[START OF Raw data]

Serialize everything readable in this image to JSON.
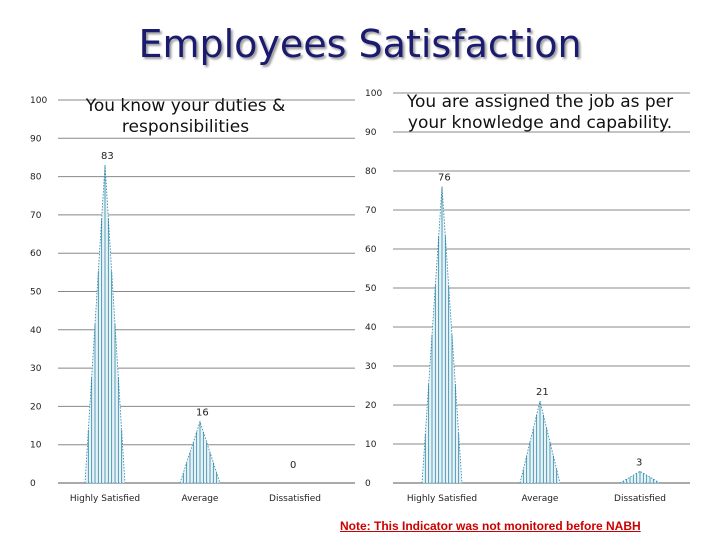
{
  "page": {
    "title": "Employees Satisfaction",
    "footnote": "Note: This Indicator was not monitored before NABH"
  },
  "chart_data": [
    {
      "type": "bar",
      "title": "You know your duties & responsibilities",
      "categories": [
        "Highly Satisfied",
        "Average",
        "Dissatisfied"
      ],
      "values": [
        83,
        16,
        0
      ],
      "data_labels": [
        "83",
        "16",
        "0"
      ],
      "ylim": [
        0,
        100
      ],
      "y_ticks": [
        0,
        10,
        20,
        30,
        40,
        50,
        60,
        70,
        80,
        90,
        100
      ],
      "y_tick_labels": [
        "0",
        "10",
        "20",
        "30",
        "40",
        "50",
        "60",
        "70",
        "80",
        "90",
        "100"
      ],
      "grid": true,
      "legend": "none"
    },
    {
      "type": "bar",
      "title": "You are assigned the job as per your knowledge and capability.",
      "categories": [
        "Highly Satisfied",
        "Average",
        "Dissatisfied"
      ],
      "values": [
        76,
        21,
        3
      ],
      "data_labels": [
        "76",
        "21",
        "3"
      ],
      "ylim": [
        0,
        100
      ],
      "y_ticks": [
        0,
        10,
        20,
        30,
        40,
        50,
        60,
        70,
        80,
        90,
        100
      ],
      "y_tick_labels": [
        "0",
        "10",
        "20",
        "30",
        "40",
        "50",
        "60",
        "70",
        "80",
        "90",
        "100"
      ],
      "grid": true,
      "legend": "none"
    }
  ],
  "colors": {
    "series": "#2e86a6",
    "title": "#1a1a6e",
    "grid": "#888888",
    "footnote": "#cc0000"
  }
}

[END OF Raw data]

▶ Job
Every line is to be duplicated exactly, though pictures stay out.

▶ Reply
Serialize everything readable in this image to JSON.
{
  "page": {
    "title": "Employees Satisfaction",
    "footnote": "Note: This Indicator was not monitored before NABH"
  },
  "chart_data": [
    {
      "type": "bar",
      "title": "You know your duties & responsibilities",
      "categories": [
        "Highly Satisfied",
        "Average",
        "Dissatisfied"
      ],
      "values": [
        83,
        16,
        0
      ],
      "data_labels": [
        "83",
        "16",
        "0"
      ],
      "ylim": [
        0,
        100
      ],
      "y_ticks": [
        0,
        10,
        20,
        30,
        40,
        50,
        60,
        70,
        80,
        90,
        100
      ],
      "y_tick_labels": [
        "0",
        "10",
        "20",
        "30",
        "40",
        "50",
        "60",
        "70",
        "80",
        "90",
        "100"
      ],
      "grid": true,
      "legend": "none"
    },
    {
      "type": "bar",
      "title": "You are assigned the job as per your knowledge and capability.",
      "categories": [
        "Highly Satisfied",
        "Average",
        "Dissatisfied"
      ],
      "values": [
        76,
        21,
        3
      ],
      "data_labels": [
        "76",
        "21",
        "3"
      ],
      "ylim": [
        0,
        100
      ],
      "y_ticks": [
        0,
        10,
        20,
        30,
        40,
        50,
        60,
        70,
        80,
        90,
        100
      ],
      "y_tick_labels": [
        "0",
        "10",
        "20",
        "30",
        "40",
        "50",
        "60",
        "70",
        "80",
        "90",
        "100"
      ],
      "grid": true,
      "legend": "none"
    }
  ],
  "colors": {
    "series": "#2e86a6",
    "title": "#1a1a6e",
    "grid": "#888888",
    "footnote": "#cc0000"
  }
}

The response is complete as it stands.